**Records shown**
========================
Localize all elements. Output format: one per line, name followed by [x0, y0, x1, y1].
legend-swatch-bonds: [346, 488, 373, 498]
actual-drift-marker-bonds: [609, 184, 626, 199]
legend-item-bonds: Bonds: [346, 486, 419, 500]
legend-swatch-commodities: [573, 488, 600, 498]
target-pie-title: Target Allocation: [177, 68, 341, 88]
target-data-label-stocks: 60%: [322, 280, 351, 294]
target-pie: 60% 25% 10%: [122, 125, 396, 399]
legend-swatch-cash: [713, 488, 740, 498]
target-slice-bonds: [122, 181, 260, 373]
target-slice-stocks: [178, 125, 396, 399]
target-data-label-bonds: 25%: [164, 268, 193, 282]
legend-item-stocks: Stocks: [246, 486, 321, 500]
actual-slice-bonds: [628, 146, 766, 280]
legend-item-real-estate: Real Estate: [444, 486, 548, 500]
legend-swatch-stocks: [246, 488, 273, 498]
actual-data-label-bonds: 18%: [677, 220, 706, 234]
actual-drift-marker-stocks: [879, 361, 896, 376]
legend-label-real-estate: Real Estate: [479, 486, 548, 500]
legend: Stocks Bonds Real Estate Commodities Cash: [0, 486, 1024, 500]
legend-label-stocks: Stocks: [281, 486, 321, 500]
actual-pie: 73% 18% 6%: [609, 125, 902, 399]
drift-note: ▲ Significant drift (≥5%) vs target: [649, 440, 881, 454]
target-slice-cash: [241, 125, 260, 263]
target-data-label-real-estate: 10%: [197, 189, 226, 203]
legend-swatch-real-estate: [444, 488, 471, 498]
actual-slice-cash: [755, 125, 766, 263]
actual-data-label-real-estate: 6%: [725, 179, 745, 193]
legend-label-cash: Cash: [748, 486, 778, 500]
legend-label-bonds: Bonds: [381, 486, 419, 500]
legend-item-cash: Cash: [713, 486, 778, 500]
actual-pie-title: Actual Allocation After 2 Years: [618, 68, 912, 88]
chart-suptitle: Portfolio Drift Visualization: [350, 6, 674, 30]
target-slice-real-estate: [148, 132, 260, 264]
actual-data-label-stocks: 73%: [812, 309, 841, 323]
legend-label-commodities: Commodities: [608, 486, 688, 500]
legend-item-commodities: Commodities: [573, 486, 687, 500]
========================
Can you write out all of the items above line for line, with no changes?

Localize all elements. Output format: one per line, name followed by [x0, y0, x1, y1].
legend-swatch-bonds: [346, 488, 373, 498]
actual-drift-marker-bonds: [609, 184, 626, 199]
legend-item-bonds: Bonds: [346, 486, 419, 500]
legend-swatch-commodities: [573, 488, 600, 498]
target-pie-title: Target Allocation: [177, 68, 341, 88]
target-data-label-stocks: 60%: [322, 280, 351, 294]
target-pie: 60% 25% 10%: [122, 125, 396, 399]
legend-swatch-cash: [713, 488, 740, 498]
target-slice-bonds: [122, 181, 260, 373]
target-slice-stocks: [178, 125, 396, 399]
target-data-label-bonds: 25%: [164, 268, 193, 282]
legend-item-stocks: Stocks: [246, 486, 321, 500]
actual-slice-bonds: [628, 146, 766, 280]
legend-item-real-estate: Real Estate: [444, 486, 548, 500]
legend-swatch-stocks: [246, 488, 273, 498]
actual-data-label-bonds: 18%: [677, 220, 706, 234]
actual-drift-marker-stocks: [879, 361, 896, 376]
legend-label-real-estate: Real Estate: [479, 486, 548, 500]
legend: Stocks Bonds Real Estate Commodities Cash: [0, 486, 1024, 500]
legend-label-stocks: Stocks: [281, 486, 321, 500]
actual-pie: 73% 18% 6%: [609, 125, 902, 399]
drift-note: ▲ Significant drift (≥5%) vs target: [649, 440, 881, 454]
target-slice-cash: [241, 125, 260, 263]
target-data-label-real-estate: 10%: [197, 189, 226, 203]
legend-swatch-real-estate: [444, 488, 471, 498]
actual-slice-cash: [755, 125, 766, 263]
actual-data-label-real-estate: 6%: [725, 179, 745, 193]
legend-label-cash: Cash: [748, 486, 778, 500]
legend-label-bonds: Bonds: [381, 486, 419, 500]
legend-item-cash: Cash: [713, 486, 778, 500]
actual-pie-title: Actual Allocation After 2 Years: [618, 68, 912, 88]
chart-suptitle: Portfolio Drift Visualization: [350, 6, 674, 30]
target-slice-real-estate: [148, 132, 260, 264]
actual-data-label-stocks: 73%: [812, 309, 841, 323]
legend-label-commodities: Commodities: [608, 486, 688, 500]
legend-item-commodities: Commodities: [573, 486, 687, 500]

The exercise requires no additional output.